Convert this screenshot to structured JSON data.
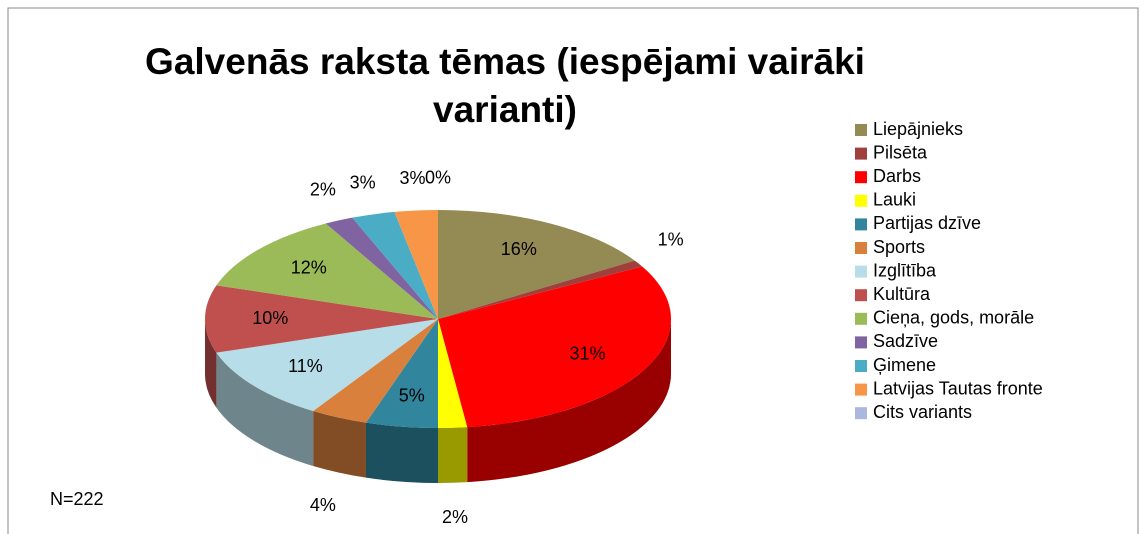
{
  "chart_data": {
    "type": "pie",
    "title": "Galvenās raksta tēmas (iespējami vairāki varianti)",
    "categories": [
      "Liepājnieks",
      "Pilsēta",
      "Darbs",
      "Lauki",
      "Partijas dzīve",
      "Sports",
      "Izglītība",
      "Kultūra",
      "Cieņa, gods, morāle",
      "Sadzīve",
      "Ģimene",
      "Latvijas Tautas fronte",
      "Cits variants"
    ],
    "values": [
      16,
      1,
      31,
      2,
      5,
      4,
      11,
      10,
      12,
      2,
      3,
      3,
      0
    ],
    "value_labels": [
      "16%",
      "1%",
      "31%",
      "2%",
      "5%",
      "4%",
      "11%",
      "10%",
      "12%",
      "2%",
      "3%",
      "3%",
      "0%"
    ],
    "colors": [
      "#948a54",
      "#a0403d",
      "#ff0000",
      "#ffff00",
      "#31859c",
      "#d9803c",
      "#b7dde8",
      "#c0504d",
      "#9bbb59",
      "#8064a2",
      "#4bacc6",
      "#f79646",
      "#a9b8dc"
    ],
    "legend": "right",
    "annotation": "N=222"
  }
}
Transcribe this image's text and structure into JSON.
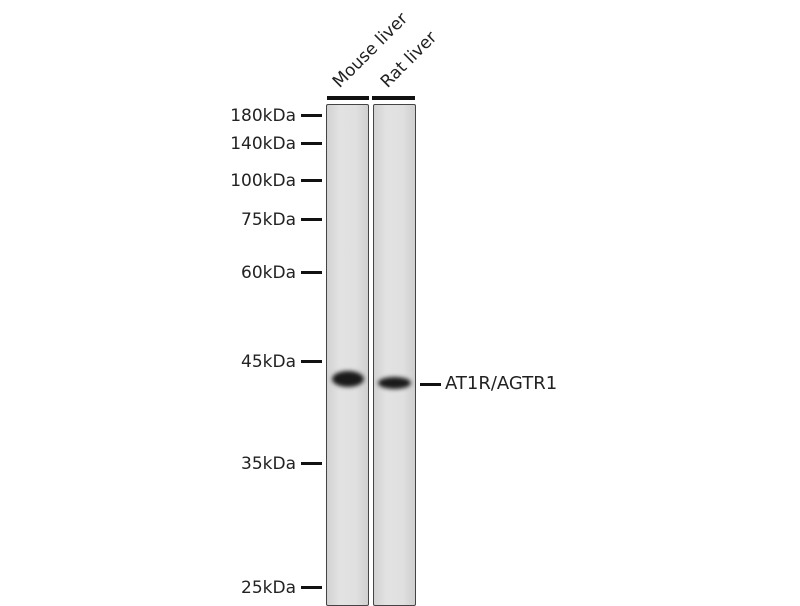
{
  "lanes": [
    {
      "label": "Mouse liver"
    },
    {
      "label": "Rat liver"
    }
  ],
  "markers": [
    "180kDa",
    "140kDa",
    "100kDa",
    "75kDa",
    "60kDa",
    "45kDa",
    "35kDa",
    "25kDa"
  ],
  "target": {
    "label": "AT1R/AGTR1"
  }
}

━━━

### Set exercise
Copy every record above exactly as written, but leave out the pictures.

### Task solution
Convert this screenshot to structured JSON data.
{
  "chart_data": {
    "type": "pie",
    "title": "Galvenās raksta tēmas (iespējami vairāki varianti)",
    "categories": [
      "Liepājnieks",
      "Pilsēta",
      "Darbs",
      "Lauki",
      "Partijas dzīve",
      "Sports",
      "Izglītība",
      "Kultūra",
      "Cieņa, gods, morāle",
      "Sadzīve",
      "Ģimene",
      "Latvijas Tautas fronte",
      "Cits variants"
    ],
    "values": [
      16,
      1,
      31,
      2,
      5,
      4,
      11,
      10,
      12,
      2,
      3,
      3,
      0
    ],
    "value_labels": [
      "16%",
      "1%",
      "31%",
      "2%",
      "5%",
      "4%",
      "11%",
      "10%",
      "12%",
      "2%",
      "3%",
      "3%",
      "0%"
    ],
    "colors": [
      "#948a54",
      "#a0403d",
      "#ff0000",
      "#ffff00",
      "#31859c",
      "#d9803c",
      "#b7dde8",
      "#c0504d",
      "#9bbb59",
      "#8064a2",
      "#4bacc6",
      "#f79646",
      "#a9b8dc"
    ],
    "legend": "right",
    "annotation": "N=222"
  }
}
Transcribe this image's text and structure into JSON.
{
  "lanes": [
    {
      "label": "Mouse liver"
    },
    {
      "label": "Rat liver"
    }
  ],
  "markers": [
    "180kDa",
    "140kDa",
    "100kDa",
    "75kDa",
    "60kDa",
    "45kDa",
    "35kDa",
    "25kDa"
  ],
  "target": {
    "label": "AT1R/AGTR1"
  }
}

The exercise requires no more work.